What is being asked ▸
Copy down all of the data underneath, exactly as shown.

__________

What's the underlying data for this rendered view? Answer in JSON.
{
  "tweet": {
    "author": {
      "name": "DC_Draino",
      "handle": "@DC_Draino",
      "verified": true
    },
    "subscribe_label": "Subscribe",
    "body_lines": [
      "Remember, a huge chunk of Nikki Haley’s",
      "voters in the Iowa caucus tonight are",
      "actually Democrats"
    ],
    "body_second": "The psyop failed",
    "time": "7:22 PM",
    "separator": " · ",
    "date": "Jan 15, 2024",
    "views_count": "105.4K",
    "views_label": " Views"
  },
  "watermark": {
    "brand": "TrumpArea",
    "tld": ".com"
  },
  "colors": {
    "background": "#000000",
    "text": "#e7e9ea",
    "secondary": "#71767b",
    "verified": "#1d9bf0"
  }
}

__________

Output of the exercise ▸
What's the underlying data for this rendered view? Answer in JSON.
{
  "tweet": {
    "author": {
      "name": "DC_Draino",
      "handle": "@DC_Draino",
      "verified": true
    },
    "subscribe_label": "Subscribe",
    "body_lines": [
      "Remember, a huge chunk of Nikki Haley’s",
      "voters in the Iowa caucus tonight are",
      "actually Democrats"
    ],
    "body_second": "The psyop failed",
    "time": "7:22 PM",
    "separator": " · ",
    "date": "Jan 15, 2024",
    "views_count": "105.4K",
    "views_label": " Views"
  },
  "watermark": {
    "brand": "TrumpArea",
    "tld": ".com"
  },
  "colors": {
    "background": "#000000",
    "text": "#e7e9ea",
    "secondary": "#71767b",
    "verified": "#1d9bf0"
  }
}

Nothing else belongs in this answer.